TASK TO COMPLETE. Below are entries; copy exactly, and only, the lines from the one containing "OCR this image." through their final line, leaving out pictures.

DATA RECORDS.
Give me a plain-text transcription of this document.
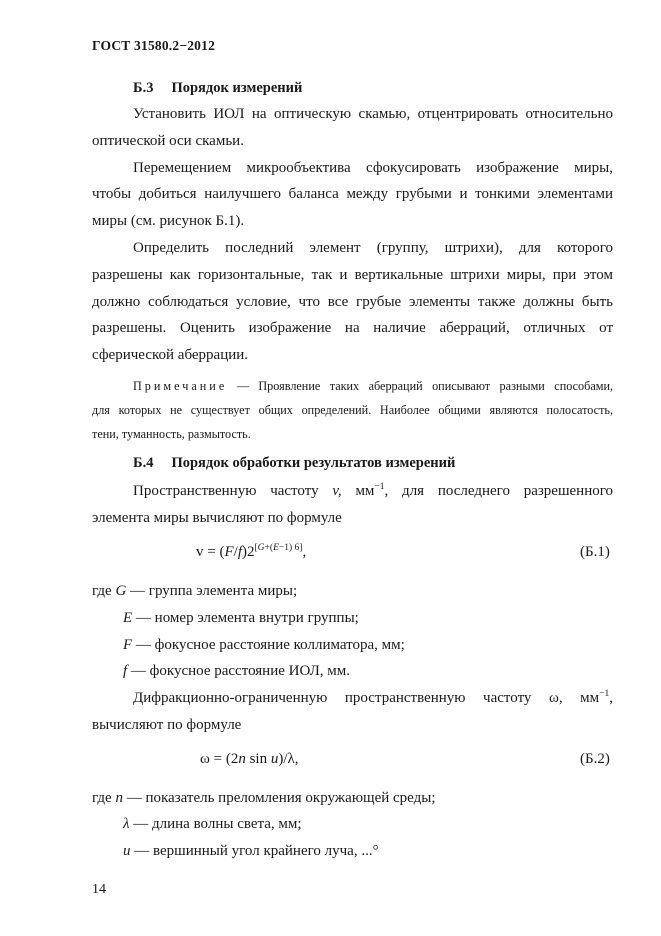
ГОСТ 31580.2−2012
Б.3 Порядок измерений
Установить ИОЛ на оптическую скамью, отцентрировать относительно
оптической оси скамьи.
Перемещением микрообъектива сфокусировать изображение миры,
чтобы добиться наилучшего баланса между грубыми и тонкими элементами
миры (см. рисунок Б.1).
Определить последний элемент (группу, штрихи), для которого
разрешены как горизонтальные, так и вертикальные штрихи миры, при этом
должно соблюдаться условие, что все грубые элементы также должны быть
разрешены. Оценить изображение на наличие аберраций, отличных от
сферической аберрации.
Примечание — Проявление таких аберраций описывают разными способами,
для которых не существует общих определений. Наиболее общими являются полосатость,
тени, туманность, размытость.
Б.4 Порядок обработки результатов измерений
Пространственную частоту v, $мм^{-1}$, для последнего разрешенного
элемента миры вычисляют по формуле
v = (F/f)2[G+(E−1) 6],	(Б.1)
где G — группа элемента миры;
E — номер элемента внутри группы;
F — фокусное расстояние коллиматора, мм;
f — фокусное расстояние ИОЛ, мм.
Дифракционно-ограниченную пространственную частоту ω, $мм^{-1}$,
вычисляют по формуле
ω = (2n sin u)/λ,	(Б.2)
где n — показатель преломления окружающей среды;
λ — длина волны света, мм;
u — вершинный угол крайнего луча, ...°
14
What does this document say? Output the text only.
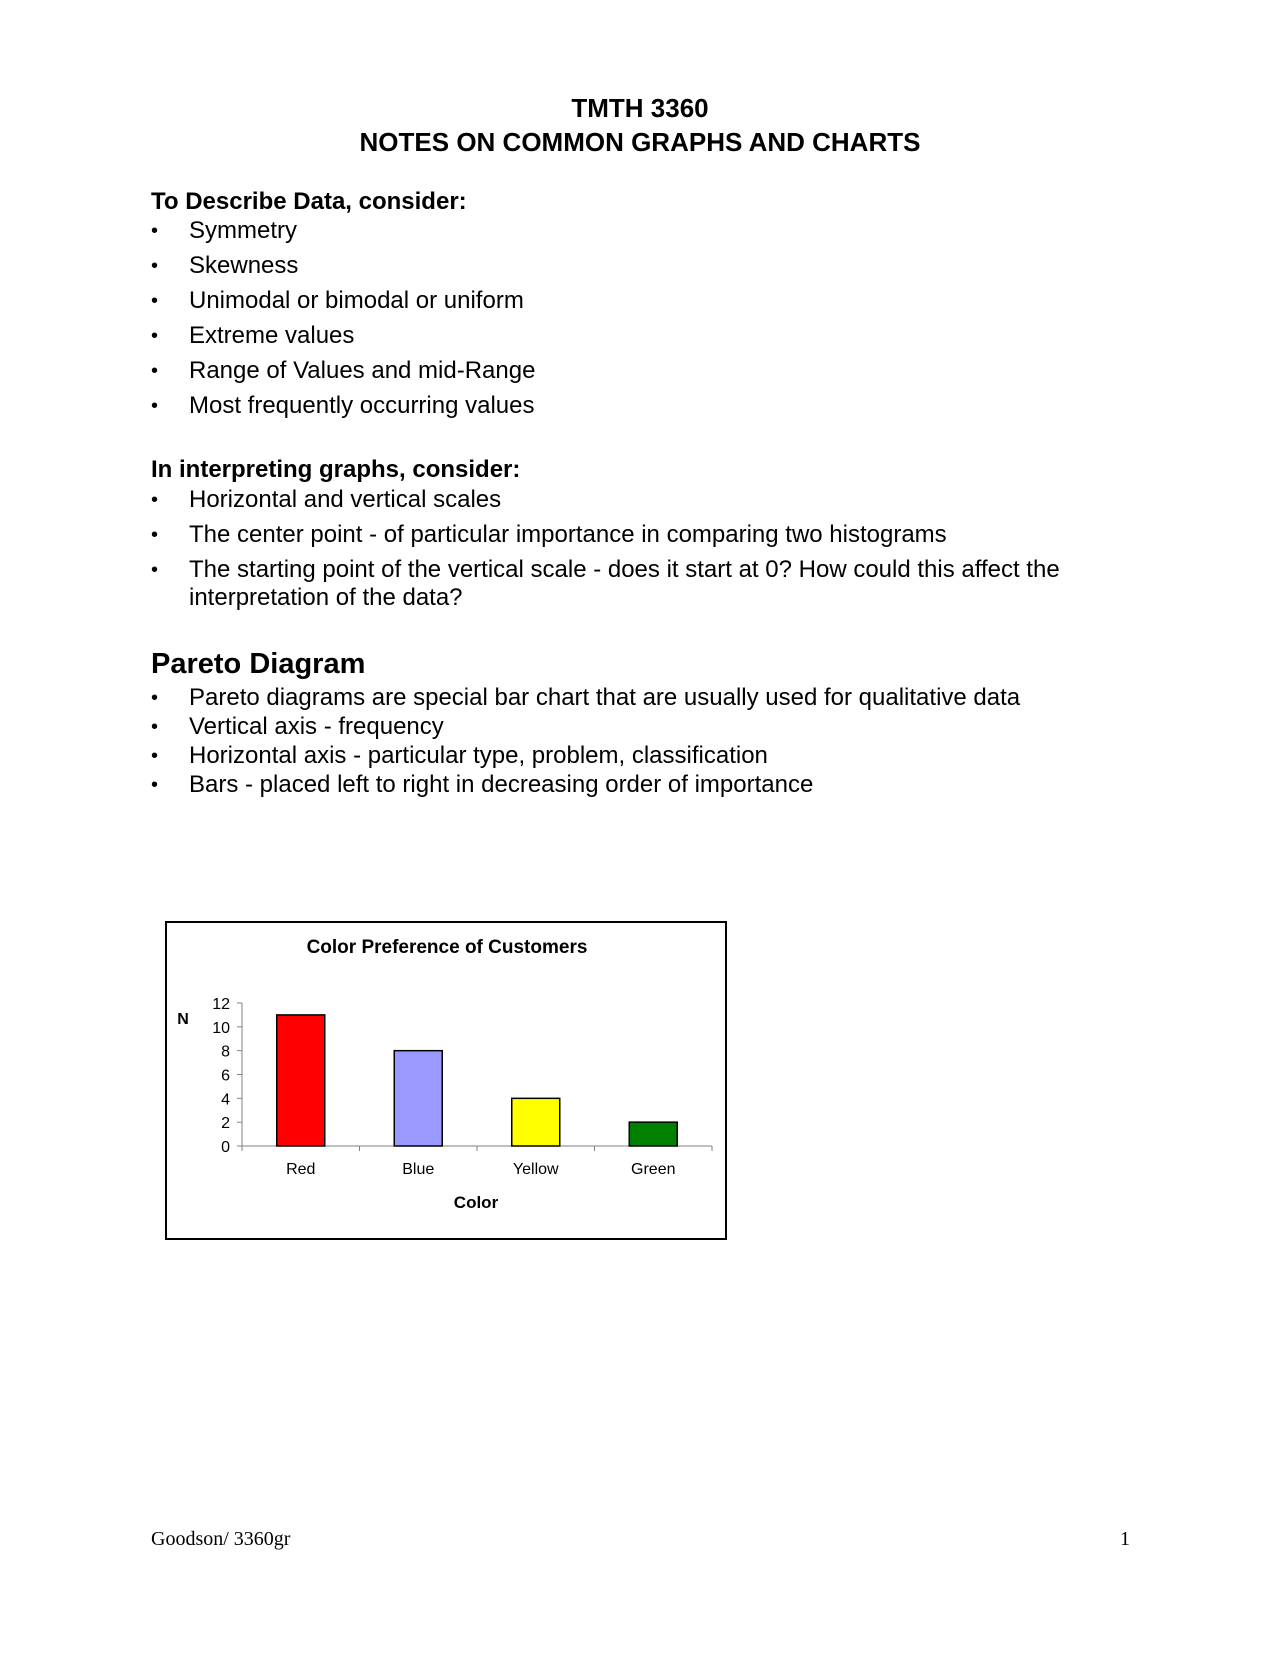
TMTH 3360
NOTES ON COMMON GRAPHS AND CHARTS
To Describe Data, consider:
•	Symmetry
•	Skewness
•	Unimodal or bimodal or uniform
•	Extreme values
•	Range of Values and mid-Range
•	Most frequently occurring values
In interpreting graphs, consider:
•	Horizontal and vertical scales
•	The center point - of particular importance in comparing two histograms
•	The starting point of the vertical scale - does it start at 0? How could this affect the interpretation of the data?
Pareto Diagram
•	Pareto diagrams are special bar chart that are usually used for qualitative data
•	Vertical axis - frequency
•	Horizontal axis - particular type, problem, classification
•	Bars - placed left to right in decreasing order of importance
Color Preference of Customers
N
Color
0
2
4
6
8
10
12
Red	Blue	Yellow	Green
Goodson/ 3360gr	1
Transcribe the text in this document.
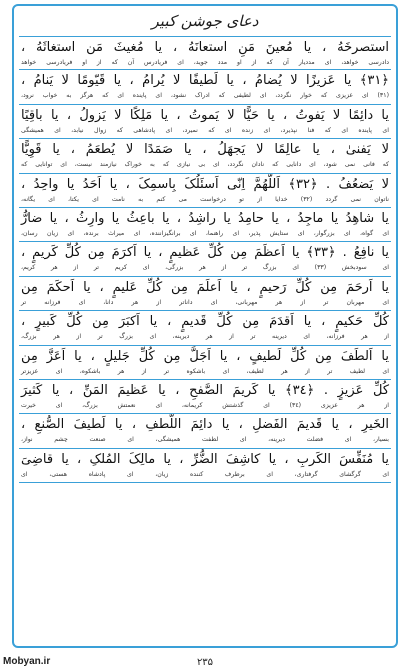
دعای جوشن کبیر
استصرخَهُ ، یا مُعینَ مَنِ استعانَهُ ، یا مُغیثَ مَن استغاثَهُ ،
دادرسی خواهد، ای مددیار آن که از او مدد جوید، ای فریادرس آن که از او فریادرسی خواهد
﴿٣١﴾ یا عَزیزًا لا یُضامُ ، یا لَطیفًا لا یُرامُ ، یا قَیّومًا لا یَنامُ ،
(٣١) ای عزیزی که خوار نگردد، ای لطیفی که ادراک نشود، ای پاینده ای که هرگز به خواب نرود،
یا دائِمًا لا یَفوتُ ، یا حَیًّا لا یَموتُ ، یا مَلِکًا لا یَزولُ ، یا باقِیًا
ای پاینده ای که فنا نپذیرد، ای زنده ای که نمیرد، ای پادشاهی که زوال نیابد، ای همیشگی
لا یَفنیٰ ، یا عالِمًا لا یَجهَلُ ، یا صَمَدًا لا یُطعَمُ ، یا قَوِیًّا
که فانی نمی شود، ای دانایی که نادان نگردد، ای بی نیازی که به خوراک نیازمند نیست، ای توانایی که
لا یَضعُفُ . ﴿٣٢﴾ اَللّهُمَّ اِنّی اَسئَلُکَ بِاسمِکَ ، یا اَحَدُ یا واحِدُ ،
ناتوان نمی گردد (٣٢) خدایا از تو درخواست می کنم به نامت ای یکتا، ای یگانه،
یا شاهِدُ یا ماجِدُ ، یا حامِدُ یا راشِدُ ، یا باعِثُ یا وارِثُ ، یا ضارُّ
ای گواه، ای بزرگوار، ای ستایش پذیر، ای راهنما، ای برانگیزاننده، ای میراث برنده، ای زیان رسان،
یا نافِعُ . ﴿٣٣﴾ یا اَعظَمَ مِن کُلِّ عَظیمٍ ، یا اَکرَمَ مِن کُلِّ کَریمٍ ،
ای سودبخش (٣٣) ای بزرگ تر از هر بزرگی، ای کریم تر از هر کریم،
یا اَرحَمَ مِن کُلِّ رَحیمٍ ، یا اَعلَمَ مِن کُلِّ عَلیمٍ ، یا اَحکَمَ مِن
ای مهربان تر از هر مهربانی، ای داناتر از هر دانا، ای فرزانه تر
کُلِّ حَکیمٍ ، یا اَقدَمَ مِن کُلِّ قَدیمٍ ، یا اَکبَرَ مِن کُلِّ کَبیرٍ ،
از هر فرزانه، ای دیرینه تر از هر دیرینه، ای بزرگ تر از هر بزرگ،
یا اَلطَفَ مِن کُلِّ لَطیفٍ ، یا اَجَلَّ مِن کُلِّ جَلیلٍ ، یا اَعَزَّ مِن
ای لطیف تر از هر لطیف، ای باشکوه تر از هر باشکوه، ای عزیزتر
کُلِّ عَزیزٍ . ﴿٣٤﴾ یا کَریمَ الصَّفحِ ، یا عَظیمَ المَنِّ ، یا کَثیرَ
از هر عزیزی (٣٤) ای گذشتش کریمانه، ای نعمتش بزرگ، ای خیرت
الخَیرِ ، یا قَدیمَ الفَضلِ ، یا دائِمَ اللُّطفِ ، یا لَطیفَ الصُّنعِ ،
بسیار، ای فضلت دیرینه، ای لطفت همیشگی، ای صنعت چشم نواز،
یا مُنَفِّسَ الکَربِ ، یا کاشِفَ الضُّرِّ ، یا مالِکَ المُلکِ ، یا قاضِیَ
ای گرگشای گرفتاری، ای برطرف کننده زیان، ای پادشاه هستی، ای
۲۳۵
Mobyan.ir
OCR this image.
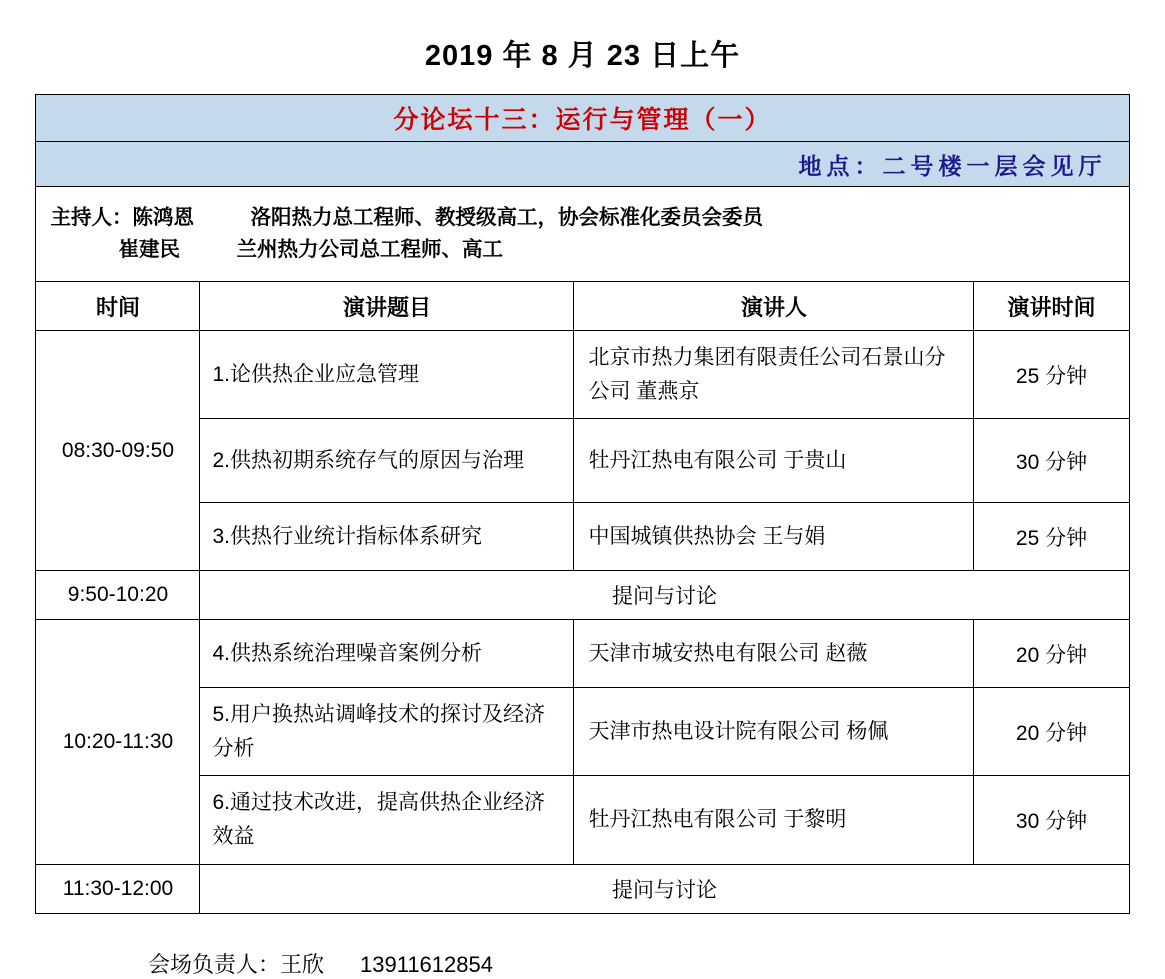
2019 年 8 月 23 日上午
分论坛十三：运行与管理（一）			
地点：二号楼一层会见厅			

主持人：陈鸿恩 洛阳热力总工程师、教授级高工，协会标准化委员会委员
崔建民 兰州热力公司总工程师、高工			

时间	演讲题目	演讲人	演讲时间
08:30-09:50	1.论供热企业应急管理	北京市热力集团有限责任公司石景山分公司 董燕京	25 分钟
	2.供热初期系统存气的原因与治理	牡丹江热电有限公司 于贵山	30 分钟
	3.供热行业统计指标体系研究	中国城镇供热协会 王与娟	25 分钟
9:50-10:20	提问与讨论		
10:20-11:30	4.供热系统治理噪音案例分析	天津市城安热电有限公司 赵薇	20 分钟
	5.用户换热站调峰技术的探讨及经济分析	天津市热电设计院有限公司 杨佩	20 分钟
	6.通过技术改进，提高供热企业经济效益	牡丹江热电有限公司 于黎明	30 分钟
11:30-12:00	提问与讨论		
会场负责人：王欣 13911612854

RESULT FOR THIS TASK.
OCR this image.
2019 年 8 月 23 日上午
分论坛十三：运行与管理（一）			
地点：二号楼一层会见厅			

主持人：陈鸿恩 洛阳热力总工程师、教授级高工，协会标准化委员会委员
崔建民 兰州热力公司总工程师、高工			

时间	演讲题目	演讲人	演讲时间
08:30-09:50	1.论供热企业应急管理	北京市热力集团有限责任公司石景山分公司 董燕京	25 分钟
	2.供热初期系统存气的原因与治理	牡丹江热电有限公司 于贵山	30 分钟
	3.供热行业统计指标体系研究	中国城镇供热协会 王与娟	25 分钟
9:50-10:20	提问与讨论		
10:20-11:30	4.供热系统治理噪音案例分析	天津市城安热电有限公司 赵薇	20 分钟
	5.用户换热站调峰技术的探讨及经济分析	天津市热电设计院有限公司 杨佩	20 分钟
	6.通过技术改进，提高供热企业经济效益	牡丹江热电有限公司 于黎明	30 分钟
11:30-12:00	提问与讨论		
会场负责人：王欣 13911612854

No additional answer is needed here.